EXERCISE DIRECTIONS: Repeat back the entries that follow, keeping every word as it is.

Dataset records:
◆ ◆ ◆ ◆ ◆

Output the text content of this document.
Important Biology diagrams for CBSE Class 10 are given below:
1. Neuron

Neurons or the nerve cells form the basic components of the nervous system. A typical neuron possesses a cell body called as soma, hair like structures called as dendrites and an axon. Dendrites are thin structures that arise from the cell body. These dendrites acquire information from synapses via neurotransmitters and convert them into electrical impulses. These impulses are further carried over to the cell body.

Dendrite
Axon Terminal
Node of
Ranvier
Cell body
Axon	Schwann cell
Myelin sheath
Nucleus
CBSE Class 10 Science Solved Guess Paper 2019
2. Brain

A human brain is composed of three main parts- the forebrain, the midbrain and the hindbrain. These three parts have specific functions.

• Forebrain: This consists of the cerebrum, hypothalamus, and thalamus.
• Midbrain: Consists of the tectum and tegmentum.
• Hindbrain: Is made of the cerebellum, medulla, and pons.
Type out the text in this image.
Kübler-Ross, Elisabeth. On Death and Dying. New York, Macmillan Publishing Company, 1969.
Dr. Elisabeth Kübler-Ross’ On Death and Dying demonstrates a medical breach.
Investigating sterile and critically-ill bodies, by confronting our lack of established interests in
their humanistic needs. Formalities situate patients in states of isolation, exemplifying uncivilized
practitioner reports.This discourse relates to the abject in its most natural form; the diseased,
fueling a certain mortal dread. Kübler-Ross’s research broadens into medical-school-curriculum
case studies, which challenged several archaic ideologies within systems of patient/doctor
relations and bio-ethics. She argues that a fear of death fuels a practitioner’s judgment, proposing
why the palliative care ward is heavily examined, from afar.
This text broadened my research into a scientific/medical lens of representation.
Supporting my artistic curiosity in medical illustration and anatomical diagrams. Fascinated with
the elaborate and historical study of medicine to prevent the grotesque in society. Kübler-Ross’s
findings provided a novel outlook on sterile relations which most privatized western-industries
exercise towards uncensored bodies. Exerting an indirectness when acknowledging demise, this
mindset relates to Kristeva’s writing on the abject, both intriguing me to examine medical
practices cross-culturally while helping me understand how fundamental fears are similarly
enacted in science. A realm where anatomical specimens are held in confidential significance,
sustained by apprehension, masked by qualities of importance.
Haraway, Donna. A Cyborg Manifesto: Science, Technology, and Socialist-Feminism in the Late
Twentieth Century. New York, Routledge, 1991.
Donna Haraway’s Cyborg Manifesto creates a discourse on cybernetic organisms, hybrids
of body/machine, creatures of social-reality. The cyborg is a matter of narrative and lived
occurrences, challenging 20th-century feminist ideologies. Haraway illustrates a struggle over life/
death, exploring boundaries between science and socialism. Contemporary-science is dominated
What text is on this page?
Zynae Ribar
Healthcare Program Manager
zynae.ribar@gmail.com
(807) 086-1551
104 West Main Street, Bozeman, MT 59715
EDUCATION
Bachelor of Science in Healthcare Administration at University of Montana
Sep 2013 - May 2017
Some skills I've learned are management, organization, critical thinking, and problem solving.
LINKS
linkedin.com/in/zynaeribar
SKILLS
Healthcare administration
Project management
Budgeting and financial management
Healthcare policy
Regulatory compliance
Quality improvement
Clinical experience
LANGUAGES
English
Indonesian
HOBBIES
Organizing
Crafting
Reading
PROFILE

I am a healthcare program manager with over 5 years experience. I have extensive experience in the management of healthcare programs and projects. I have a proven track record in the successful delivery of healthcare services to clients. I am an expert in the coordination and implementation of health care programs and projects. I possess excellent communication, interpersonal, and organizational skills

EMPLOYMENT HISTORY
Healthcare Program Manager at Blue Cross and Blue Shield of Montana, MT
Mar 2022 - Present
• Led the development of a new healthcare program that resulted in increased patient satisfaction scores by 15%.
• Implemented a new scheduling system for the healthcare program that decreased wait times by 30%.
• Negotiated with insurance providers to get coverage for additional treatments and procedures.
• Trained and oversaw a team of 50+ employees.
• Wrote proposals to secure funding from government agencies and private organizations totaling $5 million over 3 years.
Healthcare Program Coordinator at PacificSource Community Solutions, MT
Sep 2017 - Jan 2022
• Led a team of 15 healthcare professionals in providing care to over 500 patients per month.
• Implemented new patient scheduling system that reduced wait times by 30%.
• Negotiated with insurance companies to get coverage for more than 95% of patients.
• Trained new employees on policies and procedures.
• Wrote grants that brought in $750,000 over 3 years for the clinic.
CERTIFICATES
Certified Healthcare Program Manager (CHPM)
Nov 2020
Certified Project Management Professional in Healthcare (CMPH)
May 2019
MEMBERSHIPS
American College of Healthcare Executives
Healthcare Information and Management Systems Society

◆ ◆ ◆ ◆ ◆

RESPONSE TO THIS TASK:
Output the text content of this document.
Important Biology diagrams for CBSE Class 10 are given below:
1. Neuron

Neurons or the nerve cells form the basic components of the nervous system. A typical neuron possesses a cell body called as soma, hair like structures called as dendrites and an axon. Dendrites are thin structures that arise from the cell body. These dendrites acquire information from synapses via neurotransmitters and convert them into electrical impulses. These impulses are further carried over to the cell body.

Dendrite
Axon Terminal
Node of
Ranvier
Cell body
Axon	Schwann cell
Myelin sheath
Nucleus
CBSE Class 10 Science Solved Guess Paper 2019
2. Brain

A human brain is composed of three main parts- the forebrain, the midbrain and the hindbrain. These three parts have specific functions.

• Forebrain: This consists of the cerebrum, hypothalamus, and thalamus.
• Midbrain: Consists of the tectum and tegmentum.
• Hindbrain: Is made of the cerebellum, medulla, and pons.
Type out the text in this image.
Kübler-Ross, Elisabeth. On Death and Dying. New York, Macmillan Publishing Company, 1969.
Dr. Elisabeth Kübler-Ross’ On Death and Dying demonstrates a medical breach.
Investigating sterile and critically-ill bodies, by confronting our lack of established interests in
their humanistic needs. Formalities situate patients in states of isolation, exemplifying uncivilized
practitioner reports.This discourse relates to the abject in its most natural form; the diseased,
fueling a certain mortal dread. Kübler-Ross’s research broadens into medical-school-curriculum
case studies, which challenged several archaic ideologies within systems of patient/doctor
relations and bio-ethics. She argues that a fear of death fuels a practitioner’s judgment, proposing
why the palliative care ward is heavily examined, from afar.
This text broadened my research into a scientific/medical lens of representation.
Supporting my artistic curiosity in medical illustration and anatomical diagrams. Fascinated with
the elaborate and historical study of medicine to prevent the grotesque in society. Kübler-Ross’s
findings provided a novel outlook on sterile relations which most privatized western-industries
exercise towards uncensored bodies. Exerting an indirectness when acknowledging demise, this
mindset relates to Kristeva’s writing on the abject, both intriguing me to examine medical
practices cross-culturally while helping me understand how fundamental fears are similarly
enacted in science. A realm where anatomical specimens are held in confidential significance,
sustained by apprehension, masked by qualities of importance.
Haraway, Donna. A Cyborg Manifesto: Science, Technology, and Socialist-Feminism in the Late
Twentieth Century. New York, Routledge, 1991.
Donna Haraway’s Cyborg Manifesto creates a discourse on cybernetic organisms, hybrids
of body/machine, creatures of social-reality. The cyborg is a matter of narrative and lived
occurrences, challenging 20th-century feminist ideologies. Haraway illustrates a struggle over life/
death, exploring boundaries between science and socialism. Contemporary-science is dominated
What text is on this page?
Zynae Ribar
Healthcare Program Manager
zynae.ribar@gmail.com
(807) 086-1551
104 West Main Street, Bozeman, MT 59715
EDUCATION
Bachelor of Science in Healthcare Administration at University of Montana
Sep 2013 - May 2017
Some skills I've learned are management, organization, critical thinking, and problem solving.
LINKS
linkedin.com/in/zynaeribar
SKILLS
Healthcare administration
Project management
Budgeting and financial management
Healthcare policy
Regulatory compliance
Quality improvement
Clinical experience
LANGUAGES
English
Indonesian
HOBBIES
Organizing
Crafting
Reading
PROFILE

I am a healthcare program manager with over 5 years experience. I have extensive experience in the management of healthcare programs and projects. I have a proven track record in the successful delivery of healthcare services to clients. I am an expert in the coordination and implementation of health care programs and projects. I possess excellent communication, interpersonal, and organizational skills

EMPLOYMENT HISTORY
Healthcare Program Manager at Blue Cross and Blue Shield of Montana, MT
Mar 2022 - Present
• Led the development of a new healthcare program that resulted in increased patient satisfaction scores by 15%.
• Implemented a new scheduling system for the healthcare program that decreased wait times by 30%.
• Negotiated with insurance providers to get coverage for additional treatments and procedures.
• Trained and oversaw a team of 50+ employees.
• Wrote proposals to secure funding from government agencies and private organizations totaling $5 million over 3 years.
Healthcare Program Coordinator at PacificSource Community Solutions, MT
Sep 2017 - Jan 2022
• Led a team of 15 healthcare professionals in providing care to over 500 patients per month.
• Implemented new patient scheduling system that reduced wait times by 30%.
• Negotiated with insurance companies to get coverage for more than 95% of patients.
• Trained new employees on policies and procedures.
• Wrote grants that brought in $750,000 over 3 years for the clinic.
CERTIFICATES
Certified Healthcare Program Manager (CHPM)
Nov 2020
Certified Project Management Professional in Healthcare (CMPH)
May 2019
MEMBERSHIPS
American College of Healthcare Executives
Healthcare Information and Management Systems Society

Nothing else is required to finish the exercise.